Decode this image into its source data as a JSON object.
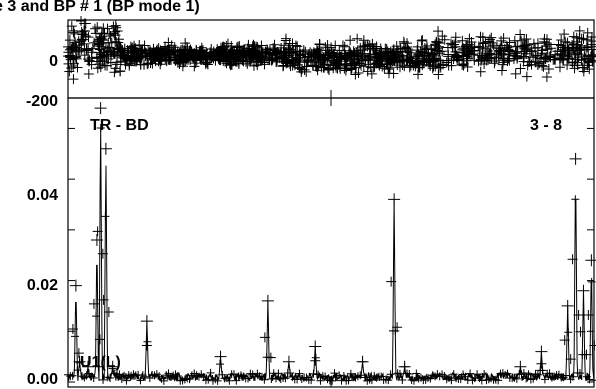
{
  "title": "e 3 and BP # 1 (BP mode 1)",
  "chart_data": [
    {
      "type": "scatter",
      "panel": "phase",
      "ylim": [
        -200,
        200
      ],
      "yticks": [
        "0",
        "-200"
      ],
      "xlim": [
        0,
        1000
      ],
      "grid": false,
      "series": [
        {
          "segments": [
            {
              "x": [
                0,
                100
              ],
              "center": 60,
              "amp": 180,
              "count": 150
            },
            {
              "x": [
                100,
                400
              ],
              "center": 20,
              "amp": 70,
              "count": 520
            },
            {
              "x": [
                400,
                700
              ],
              "center": 10,
              "amp": 110,
              "count": 450
            },
            {
              "x": [
                700,
                1000
              ],
              "center": 30,
              "amp": 130,
              "count": 320
            }
          ]
        }
      ]
    },
    {
      "type": "line",
      "panel": "amplitude",
      "ylim": [
        0,
        0.056
      ],
      "yticks": [
        "0.04",
        "0.02",
        "0.00"
      ],
      "xlim": [
        0,
        1000
      ],
      "grid": false,
      "label_left": "TR - BD",
      "label_right": "3 - 8",
      "baseline_label": "U1(L)",
      "baseline": {
        "level": 0.001,
        "noise": 0.0008
      },
      "peaks": [
        {
          "x": 15,
          "y": 0.019
        },
        {
          "x": 22,
          "y": 0.004
        },
        {
          "x": 38,
          "y": 0.003
        },
        {
          "x": 55,
          "y": 0.028
        },
        {
          "x": 62,
          "y": 0.054
        },
        {
          "x": 72,
          "y": 0.046
        },
        {
          "x": 85,
          "y": 0.003
        },
        {
          "x": 150,
          "y": 0.012
        },
        {
          "x": 290,
          "y": 0.005
        },
        {
          "x": 380,
          "y": 0.016
        },
        {
          "x": 420,
          "y": 0.004
        },
        {
          "x": 470,
          "y": 0.007
        },
        {
          "x": 560,
          "y": 0.004
        },
        {
          "x": 620,
          "y": 0.036
        },
        {
          "x": 640,
          "y": 0.003
        },
        {
          "x": 860,
          "y": 0.003
        },
        {
          "x": 900,
          "y": 0.006
        },
        {
          "x": 950,
          "y": 0.015
        },
        {
          "x": 965,
          "y": 0.044
        },
        {
          "x": 980,
          "y": 0.018
        },
        {
          "x": 995,
          "y": 0.024
        }
      ]
    }
  ]
}
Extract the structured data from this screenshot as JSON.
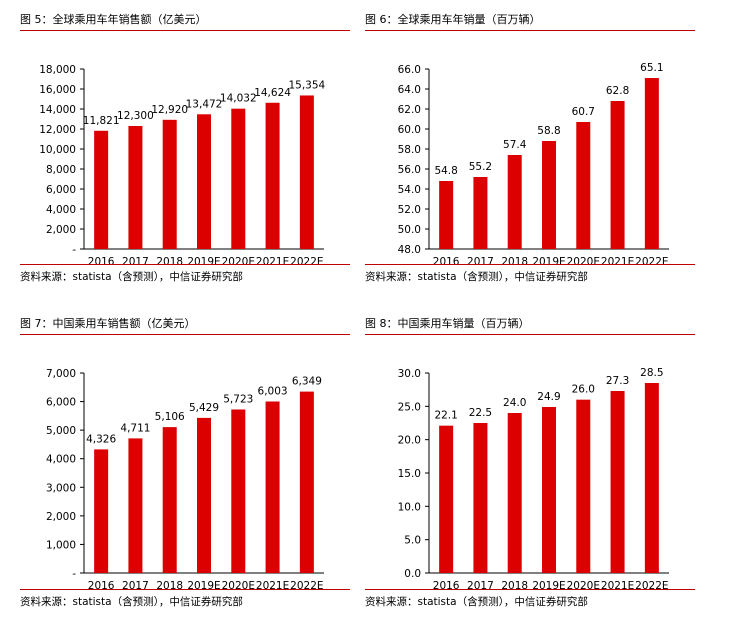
{
  "colors": {
    "bar": "#dc0000",
    "rule": "#c00000",
    "axis": "#000000"
  },
  "chart_data": [
    {
      "type": "bar",
      "title": "图 5：全球乘用车年销售额（亿美元）",
      "source": "资料来源：statista（含预测），中信证券研究部",
      "categories": [
        "2016",
        "2017",
        "2018",
        "2019E",
        "2020E",
        "2021E",
        "2022E"
      ],
      "values": [
        11821,
        12300,
        12920,
        13472,
        14032,
        14624,
        15354
      ],
      "value_labels": [
        "11,821",
        "12,300",
        "12,920",
        "13,472",
        "14,032",
        "14,624",
        "15,354"
      ],
      "ylim": [
        0,
        18000
      ],
      "yticks": [
        "-",
        "2,000",
        "4,000",
        "6,000",
        "8,000",
        "10,000",
        "12,000",
        "14,000",
        "16,000",
        "18,000"
      ],
      "grid": false
    },
    {
      "type": "bar",
      "title": "图 6：全球乘用车年销量（百万辆）",
      "source": "资料来源：statista（含预测），中信证券研究部",
      "categories": [
        "2016",
        "2017",
        "2018",
        "2019E",
        "2020E",
        "2021E",
        "2022E"
      ],
      "values": [
        54.8,
        55.2,
        57.4,
        58.8,
        60.7,
        62.8,
        65.1
      ],
      "value_labels": [
        "54.8",
        "55.2",
        "57.4",
        "58.8",
        "60.7",
        "62.8",
        "65.1"
      ],
      "ylim": [
        48,
        66
      ],
      "yticks": [
        "48.0",
        "50.0",
        "52.0",
        "54.0",
        "56.0",
        "58.0",
        "60.0",
        "62.0",
        "64.0",
        "66.0"
      ],
      "grid": false
    },
    {
      "type": "bar",
      "title": "图 7：中国乘用车销售额（亿美元）",
      "source": "资料来源：statista（含预测），中信证券研究部",
      "categories": [
        "2016",
        "2017",
        "2018",
        "2019E",
        "2020E",
        "2021E",
        "2022E"
      ],
      "values": [
        4326,
        4711,
        5106,
        5429,
        5723,
        6003,
        6349
      ],
      "value_labels": [
        "4,326",
        "4,711",
        "5,106",
        "5,429",
        "5,723",
        "6,003",
        "6,349"
      ],
      "ylim": [
        0,
        7000
      ],
      "yticks": [
        "-",
        "1,000",
        "2,000",
        "3,000",
        "4,000",
        "5,000",
        "6,000",
        "7,000"
      ],
      "grid": false
    },
    {
      "type": "bar",
      "title": "图 8：中国乘用车销量（百万辆）",
      "source": "资料来源：statista（含预测），中信证券研究部",
      "categories": [
        "2016",
        "2017",
        "2018",
        "2019E",
        "2020E",
        "2021E",
        "2022E"
      ],
      "values": [
        22.1,
        22.5,
        24.0,
        24.9,
        26.0,
        27.3,
        28.5
      ],
      "value_labels": [
        "22.1",
        "22.5",
        "24.0",
        "24.9",
        "26.0",
        "27.3",
        "28.5"
      ],
      "ylim": [
        0,
        30
      ],
      "yticks": [
        "0.0",
        "5.0",
        "10.0",
        "15.0",
        "20.0",
        "25.0",
        "30.0"
      ],
      "grid": false
    }
  ]
}
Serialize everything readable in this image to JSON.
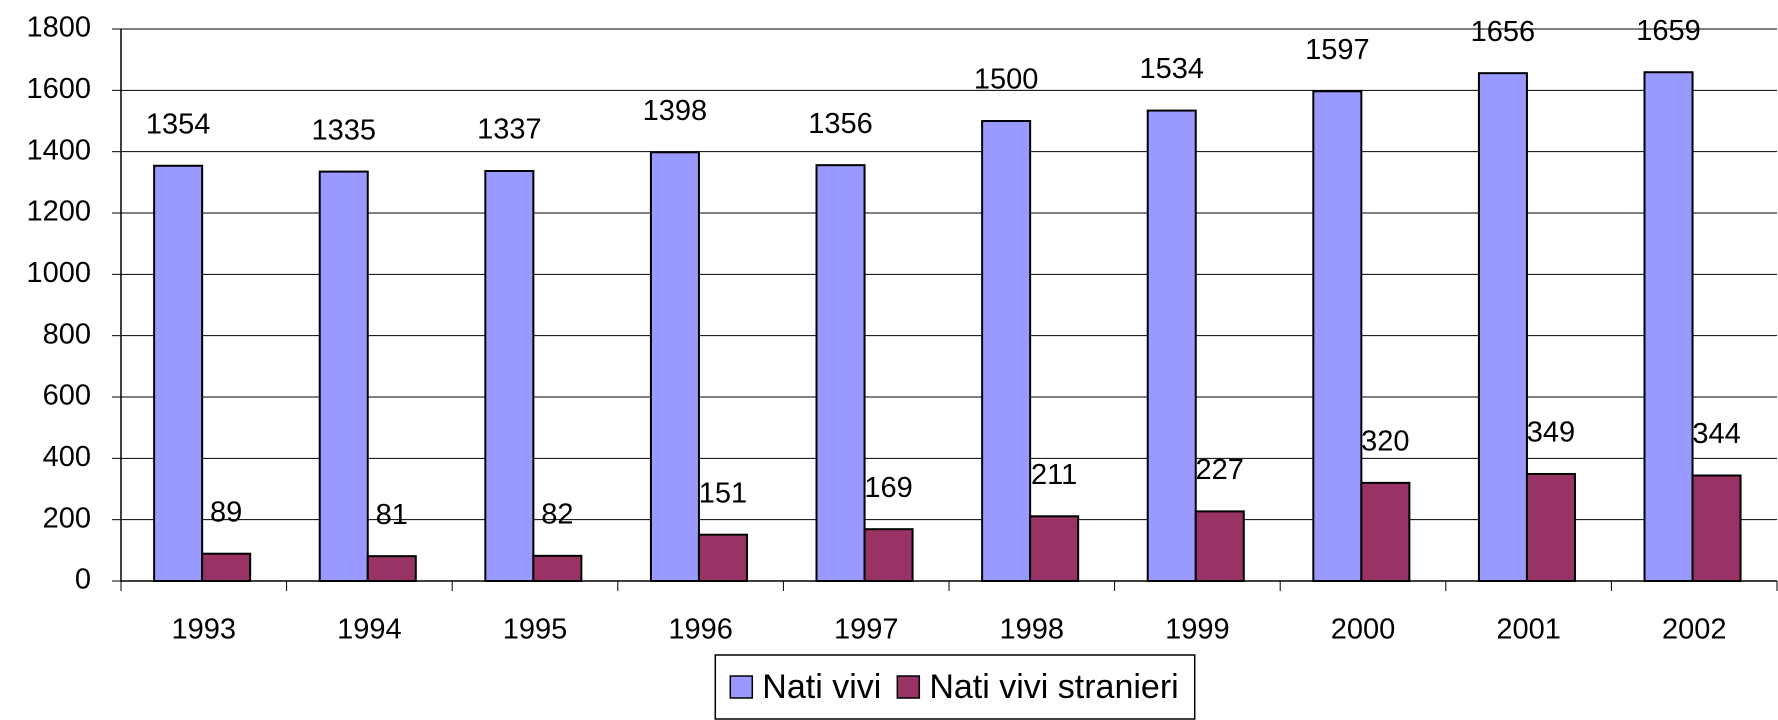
# # #
Extract from the material all lines containing the string "this".

Decode this image into its source data as a JSON object.
Extract the structured data from this screenshot as JSON.
Serialize everything readable in this image to JSON.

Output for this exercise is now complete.